──────── Source document ────────

Exercises (hands-on)

These mirror the exercises below. Try writing the SQL before opening solutions.

Exercise 1: Customer/Order integrity
  • Create customers and orders tables with PK, FK, UNIQUE email, and CHECK constraints.
  • Insert a failing order (bad FK), then correct it.
  • Attempt duplicate email to see UNIQUE in action.
Exercise 2: Add constraints to existing data
  • Create products without constraints, insert some bad rows.
  • Clean the data and then add UNIQUE(sku) and CHECK(price > 0).
Exercise 3: Composite PK and cascade
  • Create order_items with PRIMARY KEY(order_id, product_id).
  • Add FK to orders with ON DELETE CASCADE.
  • Show that deleting an order removes its items.

Exercise checklist

  • [ ] All tables created without errors
  • [ ] FK insert fails as expected, then succeeds after fixing
  • [ ] UNIQUE duplicate is blocked
  • [ ] CHECK prevents invalid values
  • [ ] CASCADE removes child rows on delete

Common mistakes and self-check

  • Using a natural key with unstable values (e.g., email) as PK. Prefer surrogate PK and add UNIQUE on the natural key.
  • Missing FK leads to orphan rows and broken joins.
  • CHECK with overly strict rules that block valid edge cases (e.g., country lists missing new markets).
  • Forgetting composite keys on junction tables (duplicates slip in).
  • Adding constraints before cleaning data causes migration failures.
How to self-check quickly
  • Search for potential violations before adding: SELECTs for duplicates, invalid ranges, and orphan references.
  • Try an intentional invalid INSERT to ensure each constraint works.
  • Run small deletes to confirm ON DELETE behavior matches expectations.

Mini challenge

Design tables for subscriptions: users, plans, subscriptions(user_id, plan_id, start_date, end_date, status). Add constraints:

  • PRIMARY KEYs for each table; composite key if needed.
  • UNIQUE plan code.
  • FK: subscriptions.user_id → users.id, subscriptions.plan_id → plans.id.
  • CHECK: end_date IS NULL OR end_date >= start_date.
  • CHECK: status IN ('active','paused','canceled','expired').

──────── Data ────────

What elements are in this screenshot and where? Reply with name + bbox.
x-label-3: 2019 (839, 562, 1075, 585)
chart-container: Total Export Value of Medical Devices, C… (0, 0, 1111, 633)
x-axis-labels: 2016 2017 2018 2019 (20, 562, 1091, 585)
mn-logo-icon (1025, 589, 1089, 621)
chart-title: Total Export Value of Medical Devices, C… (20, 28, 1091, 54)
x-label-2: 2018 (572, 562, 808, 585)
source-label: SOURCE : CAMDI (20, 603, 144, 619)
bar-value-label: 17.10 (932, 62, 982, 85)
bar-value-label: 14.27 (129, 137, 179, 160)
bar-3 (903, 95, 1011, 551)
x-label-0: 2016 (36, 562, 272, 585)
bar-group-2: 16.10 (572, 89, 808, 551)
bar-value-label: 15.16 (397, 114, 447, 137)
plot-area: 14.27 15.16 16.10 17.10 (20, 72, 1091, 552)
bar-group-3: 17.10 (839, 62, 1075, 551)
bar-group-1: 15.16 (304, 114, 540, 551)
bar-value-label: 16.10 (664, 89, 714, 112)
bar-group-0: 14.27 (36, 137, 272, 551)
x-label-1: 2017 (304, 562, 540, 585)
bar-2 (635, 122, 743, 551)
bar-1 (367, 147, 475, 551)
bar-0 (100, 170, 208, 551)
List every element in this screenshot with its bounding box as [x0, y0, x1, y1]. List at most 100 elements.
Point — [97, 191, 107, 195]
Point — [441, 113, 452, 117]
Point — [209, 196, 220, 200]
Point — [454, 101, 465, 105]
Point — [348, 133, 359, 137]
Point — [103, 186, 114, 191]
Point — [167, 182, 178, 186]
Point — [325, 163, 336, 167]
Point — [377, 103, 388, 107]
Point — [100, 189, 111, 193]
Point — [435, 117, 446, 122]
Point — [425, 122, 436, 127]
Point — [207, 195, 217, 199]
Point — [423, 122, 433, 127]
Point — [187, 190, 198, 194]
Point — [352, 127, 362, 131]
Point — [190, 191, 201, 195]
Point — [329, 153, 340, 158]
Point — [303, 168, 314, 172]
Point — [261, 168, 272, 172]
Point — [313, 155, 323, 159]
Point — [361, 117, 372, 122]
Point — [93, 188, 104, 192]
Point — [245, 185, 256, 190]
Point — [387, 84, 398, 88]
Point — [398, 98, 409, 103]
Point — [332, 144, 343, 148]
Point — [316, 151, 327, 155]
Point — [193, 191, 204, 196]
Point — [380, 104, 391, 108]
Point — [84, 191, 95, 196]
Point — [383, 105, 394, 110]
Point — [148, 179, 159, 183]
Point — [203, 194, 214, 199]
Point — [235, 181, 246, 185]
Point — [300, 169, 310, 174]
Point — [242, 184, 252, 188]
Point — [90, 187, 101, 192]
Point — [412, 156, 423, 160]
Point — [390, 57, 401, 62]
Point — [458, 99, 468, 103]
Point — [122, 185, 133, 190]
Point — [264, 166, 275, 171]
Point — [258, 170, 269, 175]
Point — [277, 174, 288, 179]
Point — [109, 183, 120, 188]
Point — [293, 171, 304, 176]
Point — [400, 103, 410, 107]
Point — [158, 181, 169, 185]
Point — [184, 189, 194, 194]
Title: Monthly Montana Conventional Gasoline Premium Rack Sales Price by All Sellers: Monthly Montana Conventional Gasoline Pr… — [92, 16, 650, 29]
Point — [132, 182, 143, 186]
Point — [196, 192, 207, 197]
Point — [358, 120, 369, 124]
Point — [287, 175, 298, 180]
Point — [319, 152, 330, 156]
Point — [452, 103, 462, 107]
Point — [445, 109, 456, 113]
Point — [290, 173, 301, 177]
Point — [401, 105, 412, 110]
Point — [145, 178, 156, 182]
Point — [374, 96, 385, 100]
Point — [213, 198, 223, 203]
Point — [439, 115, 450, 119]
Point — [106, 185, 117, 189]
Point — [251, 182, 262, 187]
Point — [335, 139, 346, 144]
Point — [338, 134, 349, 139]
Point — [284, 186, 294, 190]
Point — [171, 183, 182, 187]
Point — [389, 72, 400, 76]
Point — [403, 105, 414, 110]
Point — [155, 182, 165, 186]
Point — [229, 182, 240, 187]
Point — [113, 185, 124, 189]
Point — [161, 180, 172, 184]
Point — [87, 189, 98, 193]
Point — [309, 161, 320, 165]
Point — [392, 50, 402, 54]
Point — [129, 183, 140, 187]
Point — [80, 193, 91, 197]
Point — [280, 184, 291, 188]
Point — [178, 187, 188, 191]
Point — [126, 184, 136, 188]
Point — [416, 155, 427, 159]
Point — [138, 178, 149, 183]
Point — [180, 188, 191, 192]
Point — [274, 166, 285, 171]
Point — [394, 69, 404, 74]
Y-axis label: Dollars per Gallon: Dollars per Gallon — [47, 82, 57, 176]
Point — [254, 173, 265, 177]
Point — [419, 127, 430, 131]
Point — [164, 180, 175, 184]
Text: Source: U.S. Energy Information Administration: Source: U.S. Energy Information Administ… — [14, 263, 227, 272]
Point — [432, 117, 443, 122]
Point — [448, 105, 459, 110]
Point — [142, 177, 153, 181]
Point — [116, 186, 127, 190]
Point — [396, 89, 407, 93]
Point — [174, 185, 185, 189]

────────

# Actions to take:
a: What does the text on SQL constraint exercises recommend in place of using an unstable natural key, such as email, as the primary key?
b: Pick up the text on SQL constraint exercises after its final line and continue writing it.

# Task-by-task results:
a: Use a surrogate primary key and add UNIQUE on the natural key.

b:
Tip

Consider PRIMARY KEY (user_id, plan_id, start_date) on subscriptions if a user can subscribe to the same plan multiple times over time.

Practical projects

  • Retail mini-DB: customers, orders, products, order_items. Implement all constraints. Import a small CSV and write queries to find violations pre-constraint, then fix them.
  • HR mini-DB: employees, departments, assignments(employee_id, department_id, from_date, to_date). Use composite PK on assignments, FKs to employees and departments, and date-range CHECKs.

Learning path and next steps

  • Next in SQL: Joins and normalization basics (3NF), then indexes for performance.
  • Data migration skills: adding constraints safely to existing data.
  • Analytics modeling: star schemas and dimension/fact keys.

Progress and test

The quick test is available to everyone. If you are logged in, your progress will be saved automatically.

Quick Test

Answer the short questions to check your understanding.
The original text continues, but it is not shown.